:: Prompt ::
Reproduce all of the rows below verbatim, leaving out the pictures.

:: Data extract ::

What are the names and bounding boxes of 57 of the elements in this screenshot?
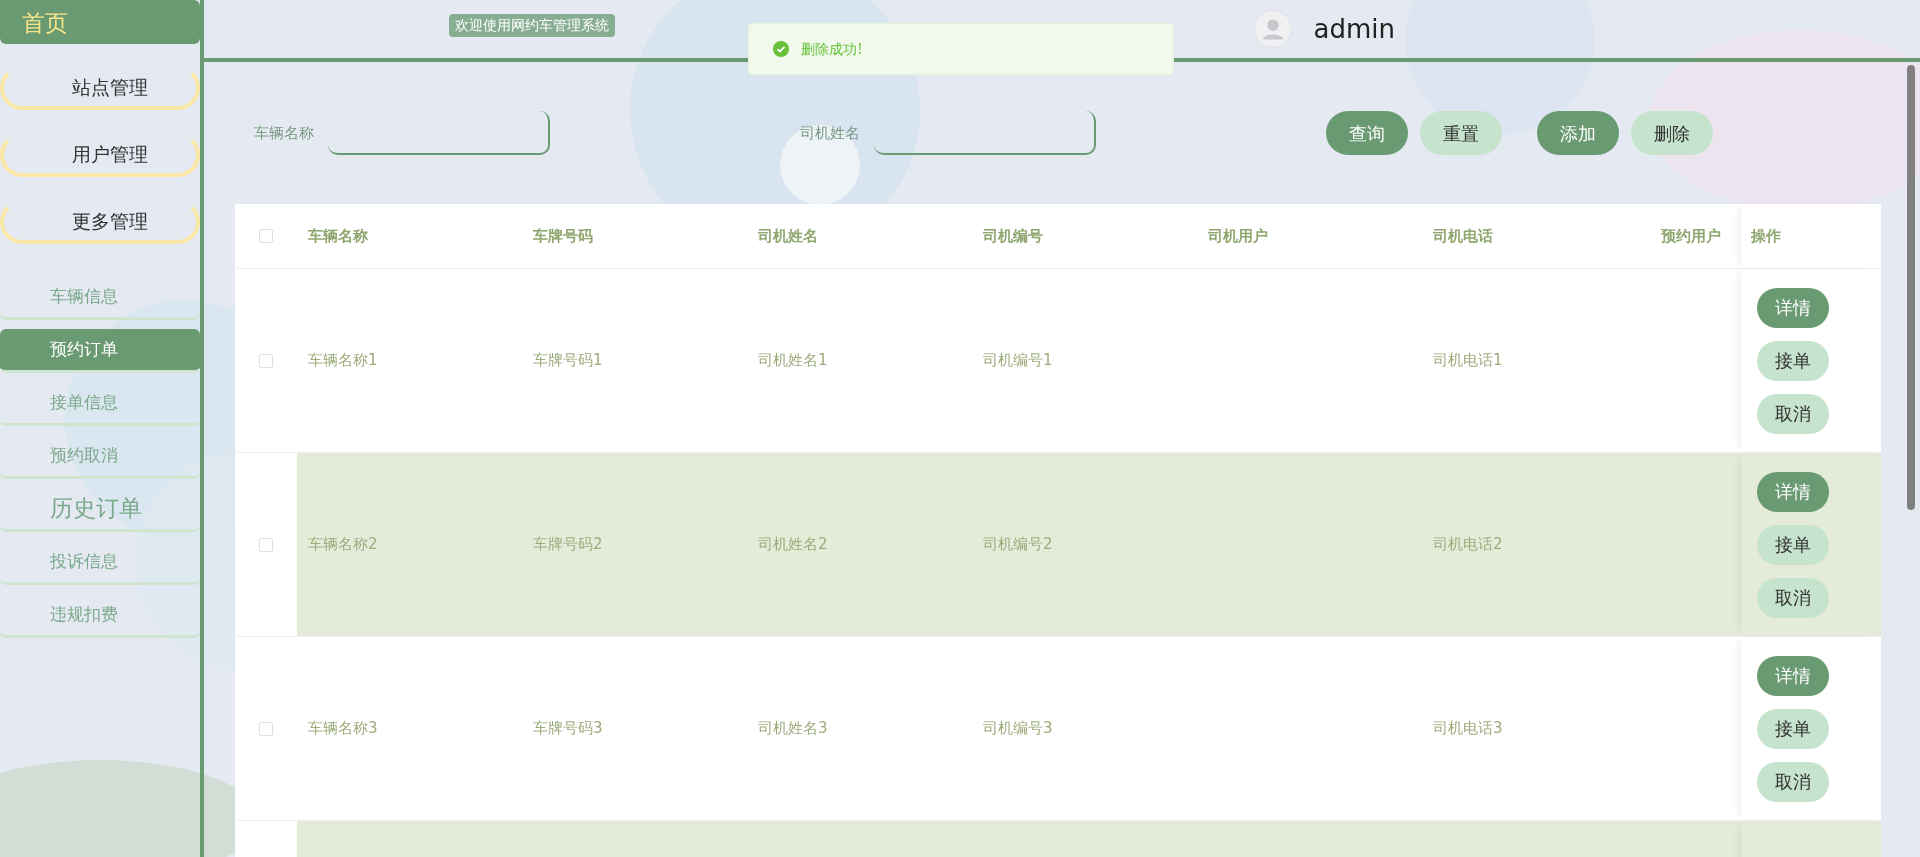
action-button[interactable]: 接单	[1757, 524, 1829, 565]
table-cell-text: 车辆名称1	[308, 350, 378, 372]
table-cell-text: 司机编号1	[983, 350, 1053, 372]
column-header: 司机姓名	[758, 225, 818, 247]
field-label: 司机姓名	[800, 122, 860, 144]
toolbar-button[interactable]: 查询	[1326, 111, 1408, 155]
sidebar-item[interactable]: 车辆信息	[0, 276, 200, 320]
action-button[interactable]: 详情	[1757, 655, 1829, 696]
table-cell-text: 司机姓名3	[758, 718, 828, 740]
sidebar-item[interactable]: 接单信息	[0, 382, 200, 426]
table-cell-text: 司机电话1	[1433, 350, 1503, 372]
action-button[interactable]: 详情	[1757, 471, 1829, 512]
table-cell-text: 司机姓名1	[758, 350, 828, 372]
sidebar-item[interactable]: 违规扣费	[0, 594, 200, 638]
action-button[interactable]: 取消	[1757, 577, 1829, 618]
sidebar-item[interactable]: 预约取消	[0, 435, 200, 479]
table-cell-text: 车牌号码2	[533, 534, 603, 556]
sidebar-item[interactable]: 投诉信息	[0, 541, 200, 585]
column-header: 车牌号码	[533, 225, 593, 247]
table-cell-text: 司机姓名2	[758, 534, 828, 556]
sidebar-item[interactable]: 历史订单	[0, 488, 200, 532]
action-button[interactable]: 接单	[1757, 708, 1829, 749]
table-cell-text: 车辆名称3	[308, 718, 378, 740]
checkbox[interactable]	[259, 537, 273, 552]
column-header: 司机用户	[1208, 225, 1268, 247]
table-cell-text: 车牌号码1	[533, 350, 603, 372]
column-header: 预约用户	[1661, 225, 1721, 247]
checkbox[interactable]	[259, 353, 273, 368]
success-icon	[773, 41, 789, 57]
search-field[interactable]	[328, 111, 550, 155]
checkbox[interactable]	[259, 229, 273, 243]
column-header: 车辆名称	[308, 225, 368, 247]
search-field[interactable]	[874, 111, 1096, 155]
action-button[interactable]: 取消	[1757, 393, 1829, 434]
checkbox[interactable]	[259, 721, 273, 736]
welcome-text: 欢迎使用网约车管理系统	[449, 13, 615, 37]
toolbar-button[interactable]: 重置	[1420, 111, 1502, 155]
table-cell-text: 司机编号2	[983, 534, 1053, 556]
table-cell-text: 司机电话2	[1433, 534, 1503, 556]
table-cell-text: 司机电话3	[1433, 718, 1503, 740]
column-header: 操作	[1751, 225, 1782, 247]
table-cell-text: 司机编号3	[983, 718, 1053, 740]
column-header: 司机电话	[1433, 225, 1493, 247]
action-button[interactable]: 取消	[1757, 761, 1829, 802]
toolbar-button[interactable]: 添加	[1537, 111, 1619, 155]
table-cell-text: 车辆名称2	[308, 534, 378, 556]
toolbar-button[interactable]: 删除	[1631, 111, 1713, 155]
field-label: 车辆名称	[254, 122, 314, 144]
username[interactable]: admin	[1313, 9, 1395, 49]
sidebar-item[interactable]: 预约订单	[0, 329, 200, 373]
action-button[interactable]: 接单	[1757, 340, 1829, 381]
toast-text: 删除成功!	[801, 39, 863, 59]
home-menu-item[interactable]: 首页	[0, 0, 200, 44]
column-header: 司机编号	[983, 225, 1043, 247]
action-button[interactable]: 详情	[1757, 287, 1829, 328]
table-cell-text: 车牌号码3	[533, 718, 603, 740]
scrollbar[interactable]	[1907, 65, 1915, 510]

:: Answer to this task ::
What are the names and bounding boxes of 57 of the elements in this screenshot?
action-button[interactable]: 接单	[1757, 524, 1829, 565]
table-cell-text: 车辆名称1	[308, 350, 378, 372]
table-cell-text: 司机编号1	[983, 350, 1053, 372]
column-header: 司机姓名	[758, 225, 818, 247]
field-label: 司机姓名	[800, 122, 860, 144]
toolbar-button[interactable]: 查询	[1326, 111, 1408, 155]
sidebar-item[interactable]: 车辆信息	[0, 276, 200, 320]
action-button[interactable]: 详情	[1757, 655, 1829, 696]
table-cell-text: 司机姓名3	[758, 718, 828, 740]
sidebar-item[interactable]: 接单信息	[0, 382, 200, 426]
table-cell-text: 司机电话1	[1433, 350, 1503, 372]
action-button[interactable]: 详情	[1757, 471, 1829, 512]
table-cell-text: 司机姓名1	[758, 350, 828, 372]
sidebar-item[interactable]: 违规扣费	[0, 594, 200, 638]
action-button[interactable]: 取消	[1757, 577, 1829, 618]
sidebar-item[interactable]: 预约取消	[0, 435, 200, 479]
table-cell-text: 车牌号码2	[533, 534, 603, 556]
sidebar-item[interactable]: 投诉信息	[0, 541, 200, 585]
column-header: 车牌号码	[533, 225, 593, 247]
table-cell-text: 司机姓名2	[758, 534, 828, 556]
sidebar-item[interactable]: 历史订单	[0, 488, 200, 532]
action-button[interactable]: 接单	[1757, 708, 1829, 749]
table-cell-text: 车辆名称3	[308, 718, 378, 740]
checkbox[interactable]	[259, 537, 273, 552]
column-header: 司机用户	[1208, 225, 1268, 247]
table-cell-text: 车牌号码1	[533, 350, 603, 372]
column-header: 预约用户	[1661, 225, 1721, 247]
checkbox[interactable]	[259, 353, 273, 368]
success-icon	[773, 41, 789, 57]
search-field[interactable]	[328, 111, 550, 155]
checkbox[interactable]	[259, 229, 273, 243]
column-header: 车辆名称	[308, 225, 368, 247]
search-field[interactable]	[874, 111, 1096, 155]
action-button[interactable]: 取消	[1757, 393, 1829, 434]
checkbox[interactable]	[259, 721, 273, 736]
welcome-text: 欢迎使用网约车管理系统	[449, 13, 615, 37]
toolbar-button[interactable]: 重置	[1420, 111, 1502, 155]
table-cell-text: 司机编号2	[983, 534, 1053, 556]
table-cell-text: 司机电话2	[1433, 534, 1503, 556]
table-cell-text: 司机电话3	[1433, 718, 1503, 740]
column-header: 操作	[1751, 225, 1782, 247]
table-cell-text: 司机编号3	[983, 718, 1053, 740]
column-header: 司机电话	[1433, 225, 1493, 247]
action-button[interactable]: 取消	[1757, 761, 1829, 802]
toolbar-button[interactable]: 添加	[1537, 111, 1619, 155]
table-cell-text: 车辆名称2	[308, 534, 378, 556]
toolbar-button[interactable]: 删除	[1631, 111, 1713, 155]
field-label: 车辆名称	[254, 122, 314, 144]
username[interactable]: admin	[1313, 9, 1395, 49]
sidebar-item[interactable]: 预约订单	[0, 329, 200, 373]
action-button[interactable]: 接单	[1757, 340, 1829, 381]
toast-text: 删除成功!	[801, 39, 863, 59]
home-menu-item[interactable]: 首页	[0, 0, 200, 44]
column-header: 司机编号	[983, 225, 1043, 247]
action-button[interactable]: 详情	[1757, 287, 1829, 328]
table-cell-text: 车牌号码3	[533, 718, 603, 740]
scrollbar[interactable]	[1907, 65, 1915, 510]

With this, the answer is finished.